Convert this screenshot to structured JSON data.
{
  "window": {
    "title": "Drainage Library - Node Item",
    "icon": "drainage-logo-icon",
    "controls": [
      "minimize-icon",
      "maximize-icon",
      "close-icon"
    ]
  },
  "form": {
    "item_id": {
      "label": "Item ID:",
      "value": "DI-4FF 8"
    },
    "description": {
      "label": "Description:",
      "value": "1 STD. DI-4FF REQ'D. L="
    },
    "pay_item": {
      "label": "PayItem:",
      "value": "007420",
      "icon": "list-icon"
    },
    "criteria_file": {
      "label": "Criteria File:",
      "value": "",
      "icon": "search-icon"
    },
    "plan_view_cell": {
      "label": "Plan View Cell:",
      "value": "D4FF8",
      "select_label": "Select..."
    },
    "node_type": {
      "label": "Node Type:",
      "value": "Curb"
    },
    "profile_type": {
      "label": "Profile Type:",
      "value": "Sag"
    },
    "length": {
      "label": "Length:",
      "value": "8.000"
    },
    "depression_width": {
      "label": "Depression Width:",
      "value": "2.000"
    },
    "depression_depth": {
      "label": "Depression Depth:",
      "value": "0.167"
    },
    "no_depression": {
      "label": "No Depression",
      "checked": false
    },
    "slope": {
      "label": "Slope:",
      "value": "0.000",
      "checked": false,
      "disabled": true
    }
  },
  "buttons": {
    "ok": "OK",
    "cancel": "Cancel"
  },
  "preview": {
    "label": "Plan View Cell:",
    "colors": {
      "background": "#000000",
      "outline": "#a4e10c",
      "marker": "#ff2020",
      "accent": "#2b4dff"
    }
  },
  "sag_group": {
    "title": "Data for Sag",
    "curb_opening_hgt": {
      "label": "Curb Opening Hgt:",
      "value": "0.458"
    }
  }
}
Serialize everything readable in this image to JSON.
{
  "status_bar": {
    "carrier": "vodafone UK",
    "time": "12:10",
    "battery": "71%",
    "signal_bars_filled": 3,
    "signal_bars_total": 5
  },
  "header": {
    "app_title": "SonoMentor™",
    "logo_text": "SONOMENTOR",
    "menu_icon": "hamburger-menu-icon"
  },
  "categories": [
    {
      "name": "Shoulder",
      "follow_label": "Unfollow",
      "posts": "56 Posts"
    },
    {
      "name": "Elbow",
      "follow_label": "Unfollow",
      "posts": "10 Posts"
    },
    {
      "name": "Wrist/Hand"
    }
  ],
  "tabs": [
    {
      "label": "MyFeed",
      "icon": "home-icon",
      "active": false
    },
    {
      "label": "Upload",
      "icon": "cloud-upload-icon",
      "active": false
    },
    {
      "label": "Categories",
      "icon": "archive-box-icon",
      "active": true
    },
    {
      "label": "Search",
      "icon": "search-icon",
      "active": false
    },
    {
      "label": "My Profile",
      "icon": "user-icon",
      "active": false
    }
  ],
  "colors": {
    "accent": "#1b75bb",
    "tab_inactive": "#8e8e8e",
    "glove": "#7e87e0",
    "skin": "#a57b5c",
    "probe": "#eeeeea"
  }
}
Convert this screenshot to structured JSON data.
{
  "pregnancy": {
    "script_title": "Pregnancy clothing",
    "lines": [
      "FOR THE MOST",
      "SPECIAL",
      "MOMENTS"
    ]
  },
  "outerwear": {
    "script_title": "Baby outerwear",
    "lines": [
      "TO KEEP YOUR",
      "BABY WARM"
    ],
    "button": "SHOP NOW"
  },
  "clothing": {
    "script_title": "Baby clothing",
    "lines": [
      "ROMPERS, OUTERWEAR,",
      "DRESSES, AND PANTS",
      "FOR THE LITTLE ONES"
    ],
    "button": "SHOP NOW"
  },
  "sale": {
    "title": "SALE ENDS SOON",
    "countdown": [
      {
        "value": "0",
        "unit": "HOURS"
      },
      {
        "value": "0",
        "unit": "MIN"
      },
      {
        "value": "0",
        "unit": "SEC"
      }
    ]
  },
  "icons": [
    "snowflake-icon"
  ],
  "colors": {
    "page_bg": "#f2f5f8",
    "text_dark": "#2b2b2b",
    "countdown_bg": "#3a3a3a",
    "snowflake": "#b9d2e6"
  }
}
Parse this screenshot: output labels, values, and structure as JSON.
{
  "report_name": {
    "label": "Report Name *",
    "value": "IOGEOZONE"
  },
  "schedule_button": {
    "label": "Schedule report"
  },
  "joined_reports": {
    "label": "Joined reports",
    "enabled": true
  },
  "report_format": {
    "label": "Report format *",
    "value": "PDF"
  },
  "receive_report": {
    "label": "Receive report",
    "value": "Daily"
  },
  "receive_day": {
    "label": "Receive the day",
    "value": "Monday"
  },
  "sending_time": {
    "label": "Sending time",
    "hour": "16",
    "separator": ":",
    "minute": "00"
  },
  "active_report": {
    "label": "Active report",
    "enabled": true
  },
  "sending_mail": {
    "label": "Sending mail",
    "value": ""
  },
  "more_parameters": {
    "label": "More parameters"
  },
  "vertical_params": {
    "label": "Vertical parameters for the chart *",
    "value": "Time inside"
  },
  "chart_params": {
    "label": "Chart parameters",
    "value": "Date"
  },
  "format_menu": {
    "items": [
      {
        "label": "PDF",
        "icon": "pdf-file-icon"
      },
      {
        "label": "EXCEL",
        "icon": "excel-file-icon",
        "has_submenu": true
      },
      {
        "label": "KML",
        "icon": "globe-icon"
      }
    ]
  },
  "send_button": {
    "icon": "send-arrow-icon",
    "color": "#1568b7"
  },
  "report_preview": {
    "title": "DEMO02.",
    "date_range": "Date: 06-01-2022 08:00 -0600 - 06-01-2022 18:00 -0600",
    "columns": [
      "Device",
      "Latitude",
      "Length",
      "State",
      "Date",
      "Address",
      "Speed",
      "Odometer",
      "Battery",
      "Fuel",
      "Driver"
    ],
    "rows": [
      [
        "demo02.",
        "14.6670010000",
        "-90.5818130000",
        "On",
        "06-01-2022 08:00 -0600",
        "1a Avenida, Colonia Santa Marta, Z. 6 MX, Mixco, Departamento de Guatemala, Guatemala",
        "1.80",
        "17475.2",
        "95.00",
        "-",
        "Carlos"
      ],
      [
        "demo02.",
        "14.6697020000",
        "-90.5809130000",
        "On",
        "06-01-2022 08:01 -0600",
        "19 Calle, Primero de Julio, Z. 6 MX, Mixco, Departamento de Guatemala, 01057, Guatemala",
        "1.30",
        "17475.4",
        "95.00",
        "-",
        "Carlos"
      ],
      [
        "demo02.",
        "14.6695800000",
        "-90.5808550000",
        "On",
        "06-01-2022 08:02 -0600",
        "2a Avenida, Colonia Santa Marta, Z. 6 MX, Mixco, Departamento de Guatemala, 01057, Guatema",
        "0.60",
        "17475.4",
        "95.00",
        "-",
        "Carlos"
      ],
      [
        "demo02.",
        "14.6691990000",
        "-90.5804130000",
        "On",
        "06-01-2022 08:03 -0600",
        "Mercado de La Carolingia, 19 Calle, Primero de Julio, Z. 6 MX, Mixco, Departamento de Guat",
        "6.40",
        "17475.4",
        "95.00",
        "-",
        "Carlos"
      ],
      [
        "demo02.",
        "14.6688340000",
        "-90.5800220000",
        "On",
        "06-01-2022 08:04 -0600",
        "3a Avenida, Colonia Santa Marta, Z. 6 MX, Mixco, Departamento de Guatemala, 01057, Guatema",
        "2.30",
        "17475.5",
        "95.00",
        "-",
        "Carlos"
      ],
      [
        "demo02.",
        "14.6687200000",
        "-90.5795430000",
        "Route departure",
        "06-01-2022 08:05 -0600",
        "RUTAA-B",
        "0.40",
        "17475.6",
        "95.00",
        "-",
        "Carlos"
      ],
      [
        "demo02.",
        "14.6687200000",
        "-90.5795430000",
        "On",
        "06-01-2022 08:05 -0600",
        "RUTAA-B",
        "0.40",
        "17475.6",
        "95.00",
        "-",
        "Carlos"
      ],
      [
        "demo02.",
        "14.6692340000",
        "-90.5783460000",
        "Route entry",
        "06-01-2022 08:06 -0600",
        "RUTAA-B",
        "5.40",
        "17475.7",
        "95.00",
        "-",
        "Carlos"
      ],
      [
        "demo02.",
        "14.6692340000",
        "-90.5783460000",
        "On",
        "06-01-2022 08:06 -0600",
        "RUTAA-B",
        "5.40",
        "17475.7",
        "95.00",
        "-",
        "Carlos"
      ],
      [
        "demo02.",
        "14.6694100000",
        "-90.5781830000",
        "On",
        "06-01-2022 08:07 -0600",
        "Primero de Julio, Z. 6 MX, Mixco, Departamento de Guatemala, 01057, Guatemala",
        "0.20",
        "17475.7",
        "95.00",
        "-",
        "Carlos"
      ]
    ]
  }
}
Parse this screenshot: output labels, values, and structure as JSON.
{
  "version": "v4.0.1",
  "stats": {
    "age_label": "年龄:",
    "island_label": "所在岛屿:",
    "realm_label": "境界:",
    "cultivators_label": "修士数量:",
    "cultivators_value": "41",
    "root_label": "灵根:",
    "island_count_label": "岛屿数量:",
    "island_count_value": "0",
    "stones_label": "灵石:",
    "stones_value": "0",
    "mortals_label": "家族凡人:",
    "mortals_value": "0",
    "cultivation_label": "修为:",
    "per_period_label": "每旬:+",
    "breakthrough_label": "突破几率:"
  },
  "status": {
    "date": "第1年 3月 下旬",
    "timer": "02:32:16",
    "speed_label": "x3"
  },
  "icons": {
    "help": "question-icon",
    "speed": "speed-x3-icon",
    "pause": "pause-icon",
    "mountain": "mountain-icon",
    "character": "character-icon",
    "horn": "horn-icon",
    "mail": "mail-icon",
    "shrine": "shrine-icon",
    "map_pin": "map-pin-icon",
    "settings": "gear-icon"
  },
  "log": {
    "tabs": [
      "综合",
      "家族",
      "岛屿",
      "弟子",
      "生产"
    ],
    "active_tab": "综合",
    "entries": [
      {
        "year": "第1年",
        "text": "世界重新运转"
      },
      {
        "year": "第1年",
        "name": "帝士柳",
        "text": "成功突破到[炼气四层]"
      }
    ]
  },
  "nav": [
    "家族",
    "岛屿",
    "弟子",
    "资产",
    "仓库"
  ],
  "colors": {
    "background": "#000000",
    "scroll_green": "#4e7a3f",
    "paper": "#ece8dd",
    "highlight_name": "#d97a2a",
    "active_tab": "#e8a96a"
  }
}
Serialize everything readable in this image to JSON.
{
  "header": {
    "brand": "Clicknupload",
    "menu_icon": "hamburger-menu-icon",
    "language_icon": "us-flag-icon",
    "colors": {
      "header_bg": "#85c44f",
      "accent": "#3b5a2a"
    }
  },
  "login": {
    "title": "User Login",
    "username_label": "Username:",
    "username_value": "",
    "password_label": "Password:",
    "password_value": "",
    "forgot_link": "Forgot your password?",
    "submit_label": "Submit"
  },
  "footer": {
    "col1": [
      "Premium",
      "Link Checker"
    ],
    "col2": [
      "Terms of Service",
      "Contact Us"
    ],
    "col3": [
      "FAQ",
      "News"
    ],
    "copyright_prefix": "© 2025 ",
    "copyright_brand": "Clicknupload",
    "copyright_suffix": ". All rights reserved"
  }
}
============================================================
Copy out the lines that hold "Julio".

        "19 Calle, Primero de Julio, Z. 6 MX, Mixco, Departamento de Guatemala, 01057, Guatemala",
        "Mercado de La Carolingia, 19 Calle, Primero de Julio, Z. 6 MX, Mixco, Departamento de Guat",
        "Primero de Julio, Z. 6 MX, Mixco, Departamento de Guatemala, 01057, Guatemala",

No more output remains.